> **RECORD LIST**:
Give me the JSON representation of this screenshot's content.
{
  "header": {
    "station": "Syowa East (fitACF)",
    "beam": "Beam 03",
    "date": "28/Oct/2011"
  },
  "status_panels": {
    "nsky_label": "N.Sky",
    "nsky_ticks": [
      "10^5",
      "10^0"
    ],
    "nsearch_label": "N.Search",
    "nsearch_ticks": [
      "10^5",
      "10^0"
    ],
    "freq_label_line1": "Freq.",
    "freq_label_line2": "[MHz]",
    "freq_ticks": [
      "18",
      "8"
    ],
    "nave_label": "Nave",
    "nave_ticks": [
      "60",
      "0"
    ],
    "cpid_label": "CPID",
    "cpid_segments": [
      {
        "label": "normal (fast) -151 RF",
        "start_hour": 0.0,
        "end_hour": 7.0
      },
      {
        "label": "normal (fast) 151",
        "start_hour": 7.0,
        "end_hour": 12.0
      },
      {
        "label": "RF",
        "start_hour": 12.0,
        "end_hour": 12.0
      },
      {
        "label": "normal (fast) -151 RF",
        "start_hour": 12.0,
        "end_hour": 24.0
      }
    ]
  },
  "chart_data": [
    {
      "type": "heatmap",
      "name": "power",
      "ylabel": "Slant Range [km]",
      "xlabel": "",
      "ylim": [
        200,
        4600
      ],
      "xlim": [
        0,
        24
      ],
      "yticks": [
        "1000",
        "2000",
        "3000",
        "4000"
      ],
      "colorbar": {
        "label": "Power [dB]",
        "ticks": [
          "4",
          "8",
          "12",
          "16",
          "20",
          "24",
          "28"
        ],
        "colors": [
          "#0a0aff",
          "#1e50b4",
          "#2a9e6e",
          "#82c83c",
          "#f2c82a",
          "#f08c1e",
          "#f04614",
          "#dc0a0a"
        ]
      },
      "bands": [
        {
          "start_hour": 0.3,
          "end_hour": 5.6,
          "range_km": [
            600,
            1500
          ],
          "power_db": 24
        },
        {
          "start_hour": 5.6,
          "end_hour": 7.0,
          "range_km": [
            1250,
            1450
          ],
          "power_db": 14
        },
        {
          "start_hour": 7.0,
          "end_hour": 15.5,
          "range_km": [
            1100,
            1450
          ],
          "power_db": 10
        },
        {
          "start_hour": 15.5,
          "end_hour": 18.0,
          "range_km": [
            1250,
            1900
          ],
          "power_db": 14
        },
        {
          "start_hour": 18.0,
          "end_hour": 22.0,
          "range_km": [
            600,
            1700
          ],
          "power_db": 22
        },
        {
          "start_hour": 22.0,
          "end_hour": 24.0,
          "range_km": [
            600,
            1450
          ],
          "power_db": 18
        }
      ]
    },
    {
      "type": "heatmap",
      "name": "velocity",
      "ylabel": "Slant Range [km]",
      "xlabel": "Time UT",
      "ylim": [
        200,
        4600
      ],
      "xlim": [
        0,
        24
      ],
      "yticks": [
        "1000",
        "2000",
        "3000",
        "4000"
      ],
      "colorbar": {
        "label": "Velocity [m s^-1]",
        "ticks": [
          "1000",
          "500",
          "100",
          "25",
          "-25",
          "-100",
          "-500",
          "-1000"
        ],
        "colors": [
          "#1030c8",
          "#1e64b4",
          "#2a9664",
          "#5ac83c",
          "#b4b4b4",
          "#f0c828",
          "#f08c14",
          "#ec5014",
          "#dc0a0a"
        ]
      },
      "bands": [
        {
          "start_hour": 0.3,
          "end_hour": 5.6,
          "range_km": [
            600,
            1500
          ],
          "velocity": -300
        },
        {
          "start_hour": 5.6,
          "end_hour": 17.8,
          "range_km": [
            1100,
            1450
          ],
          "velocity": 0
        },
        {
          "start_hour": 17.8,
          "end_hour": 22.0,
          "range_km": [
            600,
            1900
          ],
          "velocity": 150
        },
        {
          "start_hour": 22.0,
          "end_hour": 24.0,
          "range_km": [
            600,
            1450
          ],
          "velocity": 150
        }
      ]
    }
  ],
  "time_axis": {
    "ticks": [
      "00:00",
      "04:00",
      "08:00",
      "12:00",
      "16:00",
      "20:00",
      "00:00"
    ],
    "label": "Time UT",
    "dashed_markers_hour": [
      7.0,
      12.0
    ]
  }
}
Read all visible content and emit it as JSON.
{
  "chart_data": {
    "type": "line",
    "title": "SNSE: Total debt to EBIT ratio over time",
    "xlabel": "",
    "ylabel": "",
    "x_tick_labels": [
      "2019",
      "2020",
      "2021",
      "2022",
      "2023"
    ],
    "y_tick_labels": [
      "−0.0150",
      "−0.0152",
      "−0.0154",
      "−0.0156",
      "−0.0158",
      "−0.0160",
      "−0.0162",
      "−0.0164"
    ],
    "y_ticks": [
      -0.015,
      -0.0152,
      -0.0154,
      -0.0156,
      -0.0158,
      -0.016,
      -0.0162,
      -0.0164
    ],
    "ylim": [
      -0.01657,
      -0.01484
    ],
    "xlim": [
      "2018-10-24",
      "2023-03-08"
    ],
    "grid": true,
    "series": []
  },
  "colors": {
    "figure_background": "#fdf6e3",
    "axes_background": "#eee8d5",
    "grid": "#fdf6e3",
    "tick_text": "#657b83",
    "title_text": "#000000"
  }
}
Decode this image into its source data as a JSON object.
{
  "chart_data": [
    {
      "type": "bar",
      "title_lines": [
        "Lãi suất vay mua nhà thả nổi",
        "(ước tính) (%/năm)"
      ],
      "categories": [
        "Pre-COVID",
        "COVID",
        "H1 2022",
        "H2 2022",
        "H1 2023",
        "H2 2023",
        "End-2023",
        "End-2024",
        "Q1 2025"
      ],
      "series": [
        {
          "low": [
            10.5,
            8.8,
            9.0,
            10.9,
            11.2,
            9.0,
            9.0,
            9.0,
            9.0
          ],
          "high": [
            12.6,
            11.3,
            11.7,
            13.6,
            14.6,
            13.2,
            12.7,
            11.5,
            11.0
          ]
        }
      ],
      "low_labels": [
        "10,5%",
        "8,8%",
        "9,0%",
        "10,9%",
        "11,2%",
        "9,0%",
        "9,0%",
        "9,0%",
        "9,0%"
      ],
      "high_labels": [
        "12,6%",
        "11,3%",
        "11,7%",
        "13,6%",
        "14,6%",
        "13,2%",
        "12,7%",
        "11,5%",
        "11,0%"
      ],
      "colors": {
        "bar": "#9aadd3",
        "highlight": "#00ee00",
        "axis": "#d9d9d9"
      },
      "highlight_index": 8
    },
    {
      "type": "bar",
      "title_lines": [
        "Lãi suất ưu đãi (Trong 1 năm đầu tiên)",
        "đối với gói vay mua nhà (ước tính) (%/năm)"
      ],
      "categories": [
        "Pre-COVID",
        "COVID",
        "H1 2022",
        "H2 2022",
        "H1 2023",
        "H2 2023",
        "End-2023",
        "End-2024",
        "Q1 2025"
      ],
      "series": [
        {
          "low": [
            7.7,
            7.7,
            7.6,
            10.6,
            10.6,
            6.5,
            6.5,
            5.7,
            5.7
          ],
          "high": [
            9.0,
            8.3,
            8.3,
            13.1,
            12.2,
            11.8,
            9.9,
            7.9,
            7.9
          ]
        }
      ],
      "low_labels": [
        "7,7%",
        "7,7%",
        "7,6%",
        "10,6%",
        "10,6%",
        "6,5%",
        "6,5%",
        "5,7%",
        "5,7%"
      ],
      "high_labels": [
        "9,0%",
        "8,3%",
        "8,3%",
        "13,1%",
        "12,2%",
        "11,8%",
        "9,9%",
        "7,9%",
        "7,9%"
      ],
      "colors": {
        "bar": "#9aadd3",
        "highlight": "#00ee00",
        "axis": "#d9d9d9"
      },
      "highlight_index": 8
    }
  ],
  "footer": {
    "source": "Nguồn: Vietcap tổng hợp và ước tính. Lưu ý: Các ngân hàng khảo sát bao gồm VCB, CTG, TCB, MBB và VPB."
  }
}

> **TASK BRIEF**: Pull out all lines from the entries above that include the word "this".

> **TASK OUTPUT**:
Give me the JSON representation of this screenshot's content.
Decode this image into its source data as a JSON object.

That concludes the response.